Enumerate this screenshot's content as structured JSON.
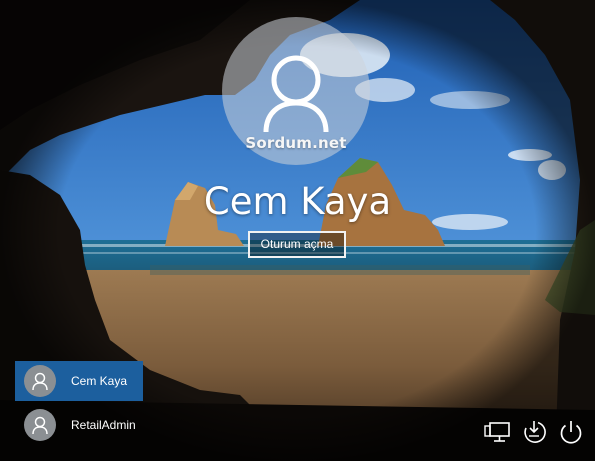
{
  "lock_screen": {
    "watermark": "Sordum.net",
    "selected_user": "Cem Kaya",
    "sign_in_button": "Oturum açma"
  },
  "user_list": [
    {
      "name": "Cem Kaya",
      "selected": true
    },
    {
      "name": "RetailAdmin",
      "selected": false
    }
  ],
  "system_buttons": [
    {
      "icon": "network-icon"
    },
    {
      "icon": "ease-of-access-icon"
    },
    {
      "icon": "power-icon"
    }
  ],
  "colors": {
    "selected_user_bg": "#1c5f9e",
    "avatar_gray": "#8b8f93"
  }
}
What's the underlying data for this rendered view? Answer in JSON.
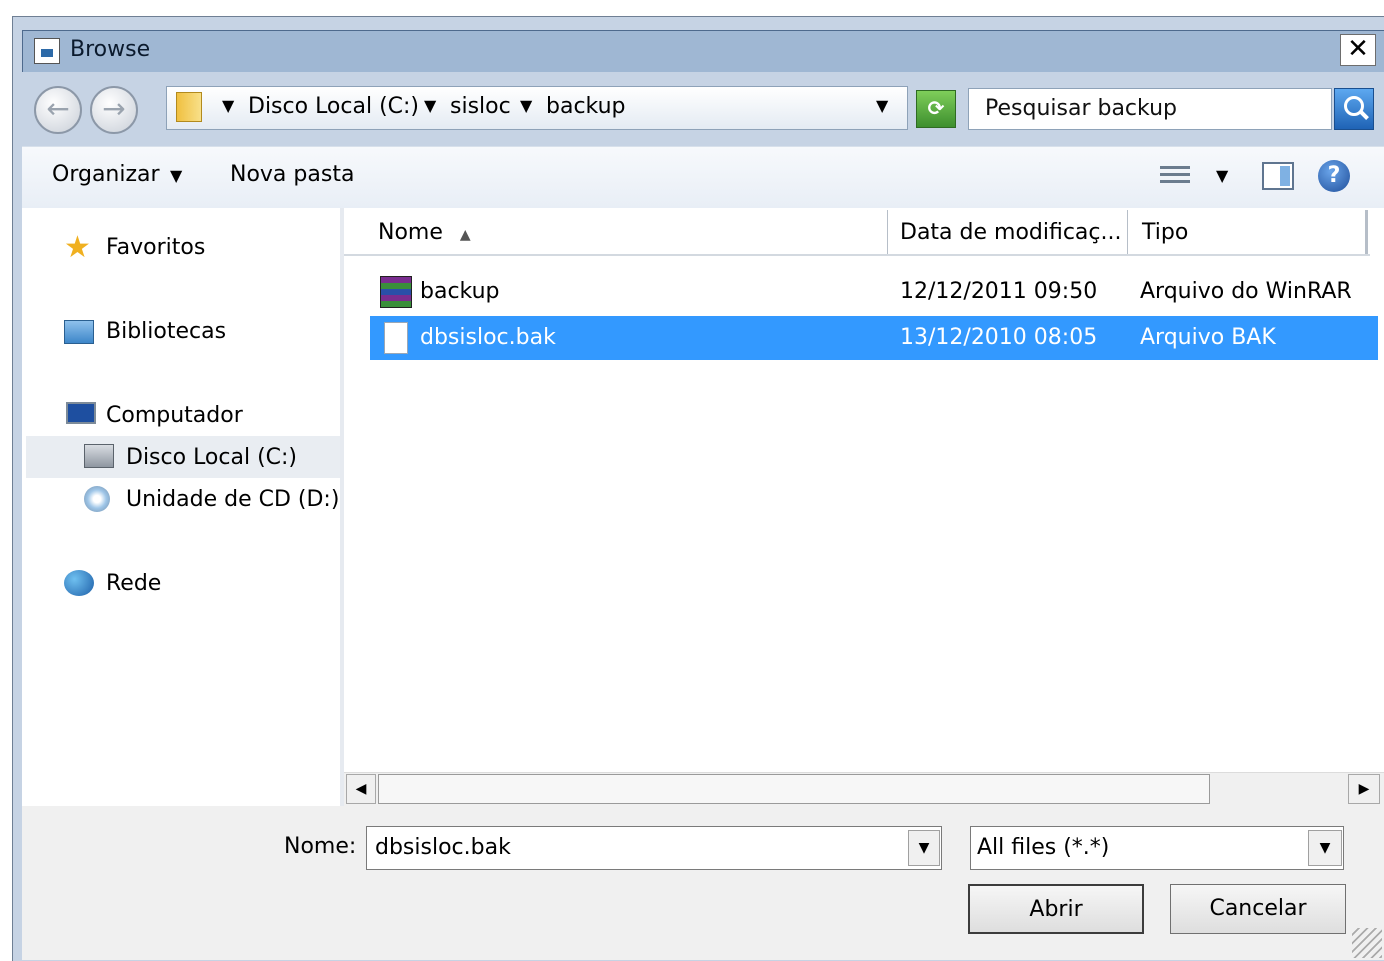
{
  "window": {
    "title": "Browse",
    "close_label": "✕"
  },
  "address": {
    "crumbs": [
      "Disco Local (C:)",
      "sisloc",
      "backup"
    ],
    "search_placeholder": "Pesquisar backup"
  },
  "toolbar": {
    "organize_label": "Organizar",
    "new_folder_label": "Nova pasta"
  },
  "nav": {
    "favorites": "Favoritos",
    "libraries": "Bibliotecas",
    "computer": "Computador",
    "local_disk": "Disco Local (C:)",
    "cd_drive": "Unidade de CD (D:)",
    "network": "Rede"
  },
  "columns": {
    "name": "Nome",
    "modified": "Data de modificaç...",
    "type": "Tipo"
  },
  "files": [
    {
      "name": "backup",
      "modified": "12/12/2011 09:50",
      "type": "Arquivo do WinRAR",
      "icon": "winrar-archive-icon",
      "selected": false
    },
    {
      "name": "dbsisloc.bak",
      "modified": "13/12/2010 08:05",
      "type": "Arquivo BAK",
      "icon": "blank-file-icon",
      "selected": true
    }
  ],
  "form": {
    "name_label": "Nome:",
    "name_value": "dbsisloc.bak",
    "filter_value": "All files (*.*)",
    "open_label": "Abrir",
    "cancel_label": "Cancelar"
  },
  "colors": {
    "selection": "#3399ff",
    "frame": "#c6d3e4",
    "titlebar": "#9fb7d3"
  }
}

++++

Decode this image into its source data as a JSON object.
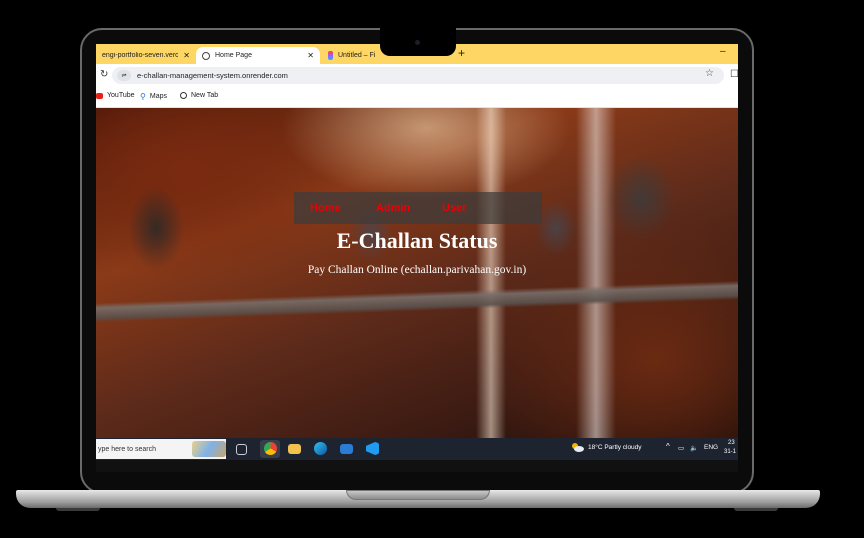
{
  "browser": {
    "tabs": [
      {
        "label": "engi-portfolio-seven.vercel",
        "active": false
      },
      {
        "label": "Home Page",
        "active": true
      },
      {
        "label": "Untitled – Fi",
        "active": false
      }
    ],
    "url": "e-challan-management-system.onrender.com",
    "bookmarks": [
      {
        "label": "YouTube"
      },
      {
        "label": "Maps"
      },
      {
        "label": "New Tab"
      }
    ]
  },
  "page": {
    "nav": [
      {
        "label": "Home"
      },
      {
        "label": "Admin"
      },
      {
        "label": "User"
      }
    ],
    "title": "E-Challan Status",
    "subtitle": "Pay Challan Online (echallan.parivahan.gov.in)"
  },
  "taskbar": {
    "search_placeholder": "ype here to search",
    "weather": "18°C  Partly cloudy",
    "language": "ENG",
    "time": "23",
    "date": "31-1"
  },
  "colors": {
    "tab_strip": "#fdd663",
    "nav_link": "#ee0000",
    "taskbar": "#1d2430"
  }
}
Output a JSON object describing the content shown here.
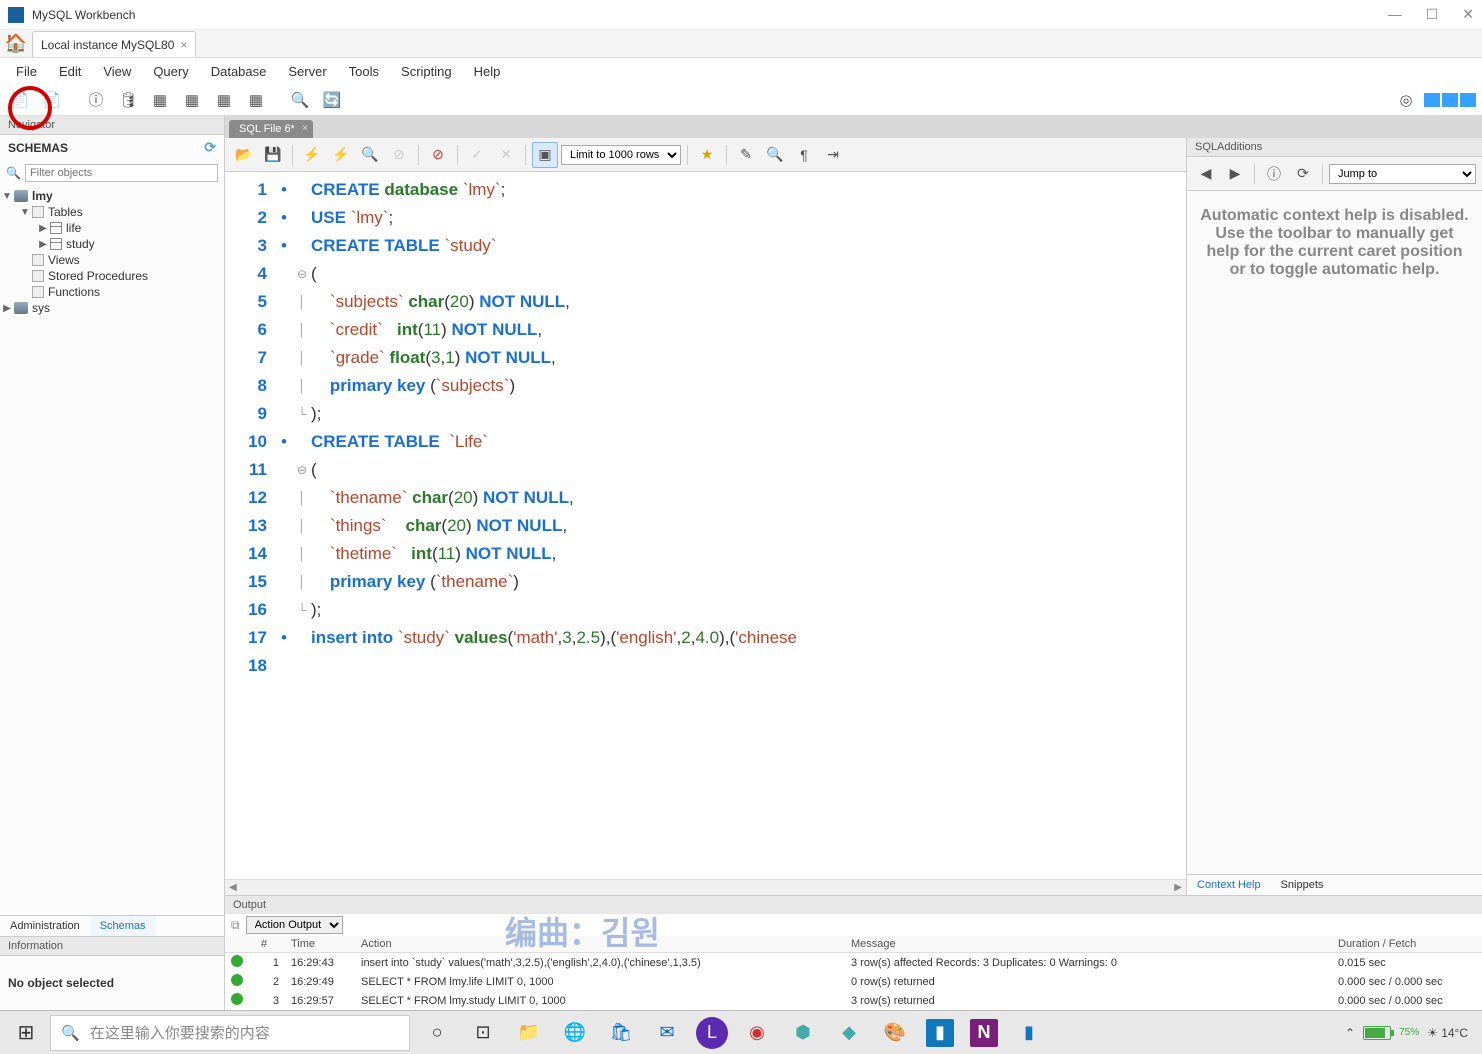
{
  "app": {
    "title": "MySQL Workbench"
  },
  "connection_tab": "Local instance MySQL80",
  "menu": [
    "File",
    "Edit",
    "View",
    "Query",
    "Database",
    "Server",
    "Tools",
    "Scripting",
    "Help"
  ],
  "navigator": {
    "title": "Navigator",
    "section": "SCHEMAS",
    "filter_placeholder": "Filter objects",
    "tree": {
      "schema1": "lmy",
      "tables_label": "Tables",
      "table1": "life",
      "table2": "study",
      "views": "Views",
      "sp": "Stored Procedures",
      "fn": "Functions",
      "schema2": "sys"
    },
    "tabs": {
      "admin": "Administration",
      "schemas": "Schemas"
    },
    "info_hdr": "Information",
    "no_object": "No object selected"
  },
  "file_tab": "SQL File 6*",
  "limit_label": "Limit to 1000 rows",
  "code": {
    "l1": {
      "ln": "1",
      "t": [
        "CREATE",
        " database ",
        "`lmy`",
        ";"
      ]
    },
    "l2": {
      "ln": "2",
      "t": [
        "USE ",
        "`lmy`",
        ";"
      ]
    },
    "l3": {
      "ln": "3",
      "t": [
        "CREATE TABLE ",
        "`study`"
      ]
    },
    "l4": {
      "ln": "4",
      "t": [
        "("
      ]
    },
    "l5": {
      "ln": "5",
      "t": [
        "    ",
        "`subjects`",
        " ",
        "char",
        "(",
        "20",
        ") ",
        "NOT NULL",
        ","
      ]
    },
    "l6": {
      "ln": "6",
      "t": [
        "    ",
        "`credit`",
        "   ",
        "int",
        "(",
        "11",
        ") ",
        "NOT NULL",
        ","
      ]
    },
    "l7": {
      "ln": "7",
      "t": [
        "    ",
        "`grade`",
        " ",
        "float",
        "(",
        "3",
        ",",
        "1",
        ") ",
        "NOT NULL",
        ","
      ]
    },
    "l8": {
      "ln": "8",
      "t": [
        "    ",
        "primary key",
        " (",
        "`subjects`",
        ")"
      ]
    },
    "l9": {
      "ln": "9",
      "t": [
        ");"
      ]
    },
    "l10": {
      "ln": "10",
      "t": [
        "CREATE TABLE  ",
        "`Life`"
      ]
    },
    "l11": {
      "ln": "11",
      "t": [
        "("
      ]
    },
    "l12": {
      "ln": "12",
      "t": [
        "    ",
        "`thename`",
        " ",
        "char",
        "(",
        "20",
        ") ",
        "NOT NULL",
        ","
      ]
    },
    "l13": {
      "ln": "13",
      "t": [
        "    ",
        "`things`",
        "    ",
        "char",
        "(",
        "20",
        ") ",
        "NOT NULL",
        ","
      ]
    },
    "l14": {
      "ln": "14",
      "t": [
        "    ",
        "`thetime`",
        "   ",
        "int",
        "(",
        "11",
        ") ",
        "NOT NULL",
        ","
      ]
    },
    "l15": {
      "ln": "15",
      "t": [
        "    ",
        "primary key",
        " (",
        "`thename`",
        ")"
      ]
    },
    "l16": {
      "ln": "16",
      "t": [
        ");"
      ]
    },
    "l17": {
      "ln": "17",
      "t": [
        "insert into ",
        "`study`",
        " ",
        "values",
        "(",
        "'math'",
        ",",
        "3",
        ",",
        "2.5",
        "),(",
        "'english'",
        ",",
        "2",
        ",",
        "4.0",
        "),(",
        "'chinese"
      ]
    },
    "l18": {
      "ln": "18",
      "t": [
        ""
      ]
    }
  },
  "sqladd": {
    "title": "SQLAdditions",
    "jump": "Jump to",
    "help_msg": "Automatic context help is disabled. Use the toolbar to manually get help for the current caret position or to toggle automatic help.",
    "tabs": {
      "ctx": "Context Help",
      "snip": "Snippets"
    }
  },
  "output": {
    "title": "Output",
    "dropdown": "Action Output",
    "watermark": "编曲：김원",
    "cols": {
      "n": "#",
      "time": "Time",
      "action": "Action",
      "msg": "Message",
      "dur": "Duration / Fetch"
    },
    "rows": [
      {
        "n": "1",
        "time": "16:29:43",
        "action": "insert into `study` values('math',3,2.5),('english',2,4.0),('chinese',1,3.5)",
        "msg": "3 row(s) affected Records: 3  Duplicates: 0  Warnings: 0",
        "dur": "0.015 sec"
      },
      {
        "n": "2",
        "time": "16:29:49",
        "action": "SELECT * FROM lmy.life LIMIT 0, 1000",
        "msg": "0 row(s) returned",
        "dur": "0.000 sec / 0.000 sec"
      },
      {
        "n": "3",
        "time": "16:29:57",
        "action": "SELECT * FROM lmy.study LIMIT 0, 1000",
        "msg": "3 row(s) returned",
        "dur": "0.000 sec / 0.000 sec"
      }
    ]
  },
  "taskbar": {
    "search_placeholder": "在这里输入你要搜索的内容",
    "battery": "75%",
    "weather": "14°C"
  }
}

++++

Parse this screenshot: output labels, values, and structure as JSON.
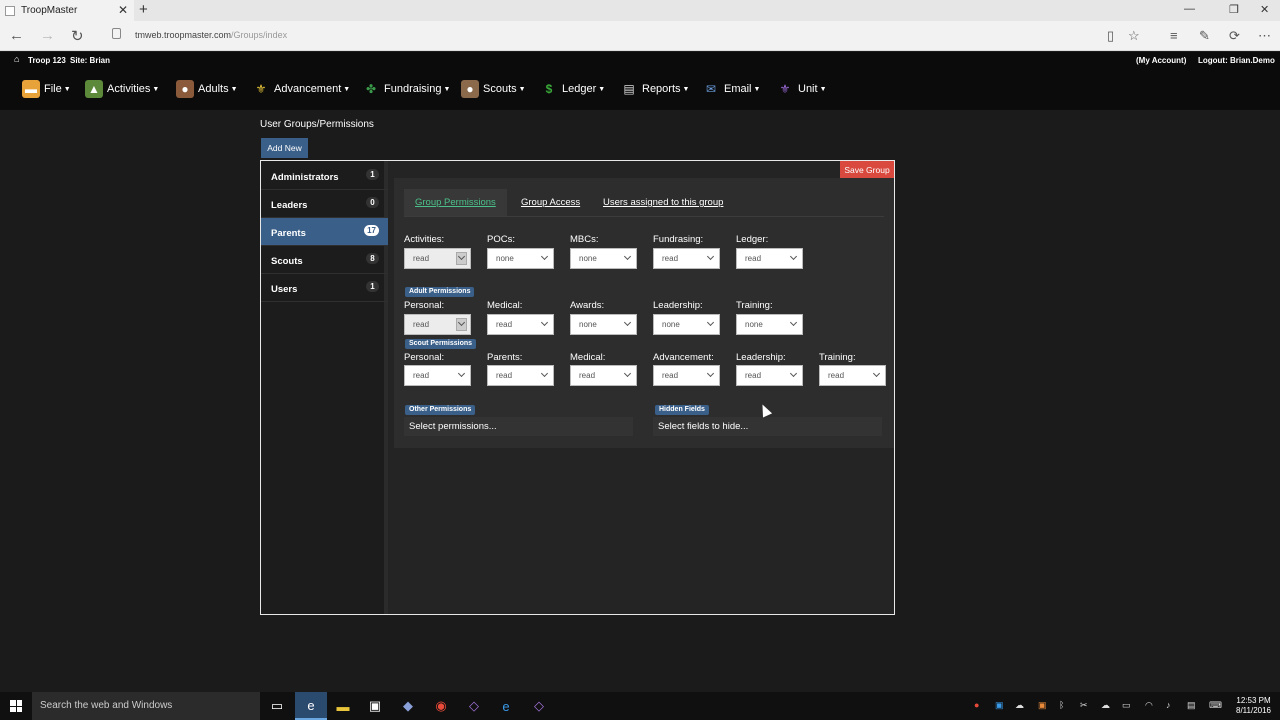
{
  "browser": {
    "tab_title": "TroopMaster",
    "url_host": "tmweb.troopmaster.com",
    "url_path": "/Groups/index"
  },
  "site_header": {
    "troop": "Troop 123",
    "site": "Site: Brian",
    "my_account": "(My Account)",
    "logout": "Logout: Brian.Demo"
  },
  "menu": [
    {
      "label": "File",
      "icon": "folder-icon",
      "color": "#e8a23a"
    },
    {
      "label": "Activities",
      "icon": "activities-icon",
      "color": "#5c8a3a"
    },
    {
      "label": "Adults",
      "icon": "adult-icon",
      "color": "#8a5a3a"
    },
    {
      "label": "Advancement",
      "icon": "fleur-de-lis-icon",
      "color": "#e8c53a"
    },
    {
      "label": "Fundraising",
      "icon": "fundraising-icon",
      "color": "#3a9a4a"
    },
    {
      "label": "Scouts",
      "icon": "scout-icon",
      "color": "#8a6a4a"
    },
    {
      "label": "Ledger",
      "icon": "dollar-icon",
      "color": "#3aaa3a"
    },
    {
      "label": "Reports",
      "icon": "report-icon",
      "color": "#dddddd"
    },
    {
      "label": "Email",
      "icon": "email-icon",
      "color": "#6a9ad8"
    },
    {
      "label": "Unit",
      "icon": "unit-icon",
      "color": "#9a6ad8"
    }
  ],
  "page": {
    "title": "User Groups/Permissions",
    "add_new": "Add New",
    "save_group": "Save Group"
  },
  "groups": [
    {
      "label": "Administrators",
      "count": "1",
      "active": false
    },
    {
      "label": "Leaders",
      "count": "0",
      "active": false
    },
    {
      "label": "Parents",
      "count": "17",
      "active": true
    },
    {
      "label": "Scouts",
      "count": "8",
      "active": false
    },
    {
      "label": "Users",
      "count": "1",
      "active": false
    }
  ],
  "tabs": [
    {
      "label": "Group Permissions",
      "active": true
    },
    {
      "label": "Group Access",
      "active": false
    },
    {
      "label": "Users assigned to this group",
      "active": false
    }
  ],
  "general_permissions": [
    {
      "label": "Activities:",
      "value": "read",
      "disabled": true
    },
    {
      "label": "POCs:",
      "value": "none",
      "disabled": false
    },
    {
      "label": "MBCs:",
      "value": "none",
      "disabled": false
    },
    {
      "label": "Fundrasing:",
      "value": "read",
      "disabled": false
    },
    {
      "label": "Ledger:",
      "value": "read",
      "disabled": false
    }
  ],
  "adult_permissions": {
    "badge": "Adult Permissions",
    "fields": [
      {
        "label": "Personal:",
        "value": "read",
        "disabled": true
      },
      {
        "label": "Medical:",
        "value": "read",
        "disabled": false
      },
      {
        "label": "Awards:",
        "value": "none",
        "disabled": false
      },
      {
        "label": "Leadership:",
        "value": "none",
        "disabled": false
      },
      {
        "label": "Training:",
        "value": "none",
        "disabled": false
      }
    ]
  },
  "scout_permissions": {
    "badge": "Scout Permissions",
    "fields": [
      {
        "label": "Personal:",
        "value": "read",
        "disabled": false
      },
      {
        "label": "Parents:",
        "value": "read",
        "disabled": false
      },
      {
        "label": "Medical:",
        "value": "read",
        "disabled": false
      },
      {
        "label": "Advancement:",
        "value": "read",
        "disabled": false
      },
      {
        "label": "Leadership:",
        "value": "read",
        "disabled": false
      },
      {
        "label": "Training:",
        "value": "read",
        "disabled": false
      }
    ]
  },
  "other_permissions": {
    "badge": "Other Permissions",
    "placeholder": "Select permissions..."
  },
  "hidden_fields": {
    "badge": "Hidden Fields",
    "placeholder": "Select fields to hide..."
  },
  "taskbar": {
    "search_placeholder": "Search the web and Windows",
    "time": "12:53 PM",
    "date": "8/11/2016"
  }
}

++++

Search the preceding listing for the word "chinese" and pull out every line that holds it.

RESULT:
        "'chinese"
        "action": "insert into `study` values('math',3,2.5),('english',2,4.0),('chinese',1,3.5)",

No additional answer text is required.